== Listing
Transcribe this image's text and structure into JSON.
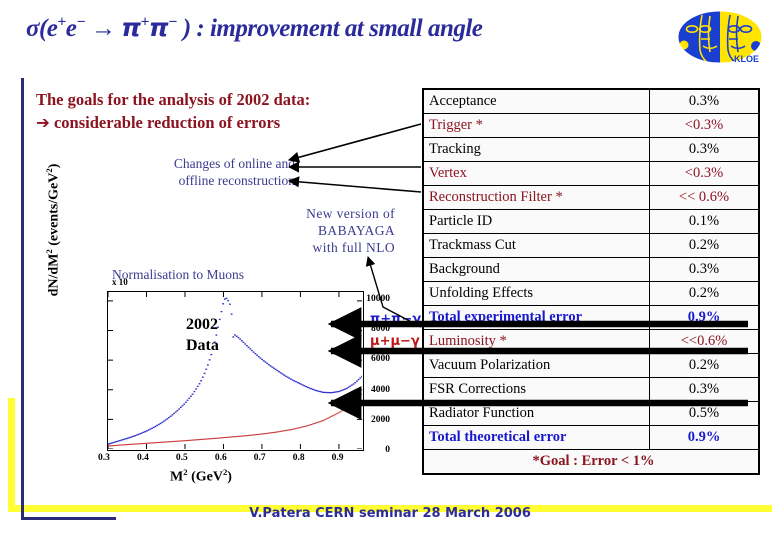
{
  "slide": {
    "title_pre": "σ(e",
    "title": "σ(e+e− → π+π−) : improvement at small angle",
    "title_tail": ") : improvement at small angle",
    "footer": "V.Patera CERN seminar 28 March 2006",
    "logo_name": "KLOE",
    "accent_navy": "#2b2b9c",
    "accent_dark_red": "#8c1420",
    "accent_blue": "#1818cf",
    "accent_yellow": "#ffff33"
  },
  "goals": {
    "line1": "The goals for the analysis of 2002 data:",
    "arrow": "➔",
    "line2": "considerable reduction of errors"
  },
  "annotations": {
    "changes_line1": "Changes of online and",
    "changes_line2": "offline reconstruction",
    "babayaga_line1": "New version of",
    "babayaga_line2": "BABAYAGA",
    "babayaga_line3": "with full NLO",
    "normalisation": "Normalisation to Muons"
  },
  "chart_data": {
    "type": "line",
    "title": "",
    "xlabel": "M² (GeV²)",
    "ylabel": "dN/dM² (events/GeV²)",
    "y_multiplier": "x 10",
    "inset_label_line1": "2002",
    "inset_label_line2": "Data",
    "xlim": [
      0.3,
      0.96
    ],
    "ylim": [
      0,
      10600
    ],
    "xticks": [
      0.3,
      0.4,
      0.5,
      0.6,
      0.7,
      0.8,
      0.9
    ],
    "xtick_labels": [
      "0.3",
      "0.4",
      "0.5",
      "0.6",
      "0.7",
      "0.8",
      "0.9"
    ],
    "yticks": [
      0,
      2000,
      4000,
      6000,
      8000,
      10000
    ],
    "ytick_labels": [
      "0",
      "2000",
      "4000",
      "6000",
      "8000",
      "10000"
    ],
    "grid": false,
    "legend_position": "top-right",
    "series": [
      {
        "name": "π+π−γ",
        "color": "#2020c8",
        "x": [
          0.3,
          0.32,
          0.34,
          0.36,
          0.38,
          0.4,
          0.42,
          0.44,
          0.46,
          0.48,
          0.5,
          0.52,
          0.54,
          0.55,
          0.56,
          0.57,
          0.58,
          0.59,
          0.6,
          0.605,
          0.61,
          0.62,
          0.625,
          0.63,
          0.64,
          0.65,
          0.66,
          0.68,
          0.7,
          0.72,
          0.74,
          0.76,
          0.78,
          0.8,
          0.82,
          0.84,
          0.86,
          0.88,
          0.9,
          0.92,
          0.94,
          0.96
        ],
        "values": [
          330,
          480,
          640,
          800,
          990,
          1210,
          1470,
          1780,
          2150,
          2580,
          3080,
          3700,
          4500,
          5050,
          5700,
          6500,
          7500,
          8700,
          9900,
          10200,
          10150,
          9600,
          7550,
          7700,
          7500,
          7250,
          7000,
          6500,
          6050,
          5650,
          5300,
          4950,
          4650,
          4400,
          4150,
          3950,
          3820,
          3800,
          3880,
          4080,
          4420,
          4900
        ]
      },
      {
        "name": "μ+μ−γ",
        "color": "#c01818",
        "x": [
          0.3,
          0.34,
          0.38,
          0.42,
          0.46,
          0.5,
          0.54,
          0.58,
          0.62,
          0.66,
          0.7,
          0.74,
          0.78,
          0.82,
          0.86,
          0.9,
          0.92,
          0.94,
          0.96
        ],
        "values": [
          200,
          280,
          350,
          420,
          490,
          560,
          640,
          720,
          810,
          900,
          1010,
          1150,
          1330,
          1580,
          1930,
          2450,
          2780,
          3180,
          3700
        ]
      }
    ]
  },
  "table": {
    "rows": [
      {
        "label": "Acceptance",
        "value": "0.3%",
        "style": "black",
        "struck": false
      },
      {
        "label": "Trigger *",
        "value": "<0.3%",
        "style": "red",
        "struck": false
      },
      {
        "label": "Tracking",
        "value": "0.3%",
        "style": "black",
        "struck": false
      },
      {
        "label": "Vertex",
        "value": "<0.3%",
        "style": "red",
        "struck": false
      },
      {
        "label": "Reconstruction Filter *",
        "value": "<< 0.6%",
        "style": "red",
        "struck": false
      },
      {
        "label": "Particle ID",
        "value": "0.1%",
        "style": "black",
        "struck": false
      },
      {
        "label": "Trackmass Cut",
        "value": "0.2%",
        "style": "black",
        "struck": false
      },
      {
        "label": "Background",
        "value": "0.3%",
        "style": "black",
        "struck": false
      },
      {
        "label": "Unfolding Effects",
        "value": "0.2%",
        "style": "black",
        "struck": false
      },
      {
        "label": "Total experimental error",
        "value": "0.9%",
        "style": "total",
        "struck": false
      },
      {
        "label": "Luminosity *",
        "value": "<<0.6%",
        "style": "red",
        "struck": true
      },
      {
        "label": "Vacuum Polarization",
        "value": "0.2%",
        "style": "black",
        "struck": true
      },
      {
        "label": "FSR Corrections",
        "value": "0.3%",
        "style": "black",
        "struck": false
      },
      {
        "label": "Radiator Function",
        "value": "0.5%",
        "style": "black",
        "struck": true
      },
      {
        "label": "Total theoretical error",
        "value": "0.9%",
        "style": "total",
        "struck": false
      }
    ],
    "goal": "*Goal : Error < 1%"
  }
}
====
Write out the records above exactly as they appear, leaving out any pictures.

_Output of the task_
Transcribe this image's text and structure into JSON.
{
  "slide": {
    "title_pre": "σ(e",
    "title": "σ(e+e− → π+π−) : improvement at small angle",
    "title_tail": ") : improvement at small angle",
    "footer": "V.Patera CERN seminar 28 March 2006",
    "logo_name": "KLOE",
    "accent_navy": "#2b2b9c",
    "accent_dark_red": "#8c1420",
    "accent_blue": "#1818cf",
    "accent_yellow": "#ffff33"
  },
  "goals": {
    "line1": "The goals for the analysis of 2002 data:",
    "arrow": "➔",
    "line2": "considerable reduction of errors"
  },
  "annotations": {
    "changes_line1": "Changes of online and",
    "changes_line2": "offline reconstruction",
    "babayaga_line1": "New version of",
    "babayaga_line2": "BABAYAGA",
    "babayaga_line3": "with full NLO",
    "normalisation": "Normalisation to Muons"
  },
  "chart_data": {
    "type": "line",
    "title": "",
    "xlabel": "M² (GeV²)",
    "ylabel": "dN/dM² (events/GeV²)",
    "y_multiplier": "x 10",
    "inset_label_line1": "2002",
    "inset_label_line2": "Data",
    "xlim": [
      0.3,
      0.96
    ],
    "ylim": [
      0,
      10600
    ],
    "xticks": [
      0.3,
      0.4,
      0.5,
      0.6,
      0.7,
      0.8,
      0.9
    ],
    "xtick_labels": [
      "0.3",
      "0.4",
      "0.5",
      "0.6",
      "0.7",
      "0.8",
      "0.9"
    ],
    "yticks": [
      0,
      2000,
      4000,
      6000,
      8000,
      10000
    ],
    "ytick_labels": [
      "0",
      "2000",
      "4000",
      "6000",
      "8000",
      "10000"
    ],
    "grid": false,
    "legend_position": "top-right",
    "series": [
      {
        "name": "π+π−γ",
        "color": "#2020c8",
        "x": [
          0.3,
          0.32,
          0.34,
          0.36,
          0.38,
          0.4,
          0.42,
          0.44,
          0.46,
          0.48,
          0.5,
          0.52,
          0.54,
          0.55,
          0.56,
          0.57,
          0.58,
          0.59,
          0.6,
          0.605,
          0.61,
          0.62,
          0.625,
          0.63,
          0.64,
          0.65,
          0.66,
          0.68,
          0.7,
          0.72,
          0.74,
          0.76,
          0.78,
          0.8,
          0.82,
          0.84,
          0.86,
          0.88,
          0.9,
          0.92,
          0.94,
          0.96
        ],
        "values": [
          330,
          480,
          640,
          800,
          990,
          1210,
          1470,
          1780,
          2150,
          2580,
          3080,
          3700,
          4500,
          5050,
          5700,
          6500,
          7500,
          8700,
          9900,
          10200,
          10150,
          9600,
          7550,
          7700,
          7500,
          7250,
          7000,
          6500,
          6050,
          5650,
          5300,
          4950,
          4650,
          4400,
          4150,
          3950,
          3820,
          3800,
          3880,
          4080,
          4420,
          4900
        ]
      },
      {
        "name": "μ+μ−γ",
        "color": "#c01818",
        "x": [
          0.3,
          0.34,
          0.38,
          0.42,
          0.46,
          0.5,
          0.54,
          0.58,
          0.62,
          0.66,
          0.7,
          0.74,
          0.78,
          0.82,
          0.86,
          0.9,
          0.92,
          0.94,
          0.96
        ],
        "values": [
          200,
          280,
          350,
          420,
          490,
          560,
          640,
          720,
          810,
          900,
          1010,
          1150,
          1330,
          1580,
          1930,
          2450,
          2780,
          3180,
          3700
        ]
      }
    ]
  },
  "table": {
    "rows": [
      {
        "label": "Acceptance",
        "value": "0.3%",
        "style": "black",
        "struck": false
      },
      {
        "label": "Trigger *",
        "value": "<0.3%",
        "style": "red",
        "struck": false
      },
      {
        "label": "Tracking",
        "value": "0.3%",
        "style": "black",
        "struck": false
      },
      {
        "label": "Vertex",
        "value": "<0.3%",
        "style": "red",
        "struck": false
      },
      {
        "label": "Reconstruction Filter *",
        "value": "<< 0.6%",
        "style": "red",
        "struck": false
      },
      {
        "label": "Particle ID",
        "value": "0.1%",
        "style": "black",
        "struck": false
      },
      {
        "label": "Trackmass Cut",
        "value": "0.2%",
        "style": "black",
        "struck": false
      },
      {
        "label": "Background",
        "value": "0.3%",
        "style": "black",
        "struck": false
      },
      {
        "label": "Unfolding Effects",
        "value": "0.2%",
        "style": "black",
        "struck": false
      },
      {
        "label": "Total experimental error",
        "value": "0.9%",
        "style": "total",
        "struck": false
      },
      {
        "label": "Luminosity *",
        "value": "<<0.6%",
        "style": "red",
        "struck": true
      },
      {
        "label": "Vacuum Polarization",
        "value": "0.2%",
        "style": "black",
        "struck": true
      },
      {
        "label": "FSR Corrections",
        "value": "0.3%",
        "style": "black",
        "struck": false
      },
      {
        "label": "Radiator Function",
        "value": "0.5%",
        "style": "black",
        "struck": true
      },
      {
        "label": "Total theoretical error",
        "value": "0.9%",
        "style": "total",
        "struck": false
      }
    ],
    "goal": "*Goal : Error < 1%"
  }
}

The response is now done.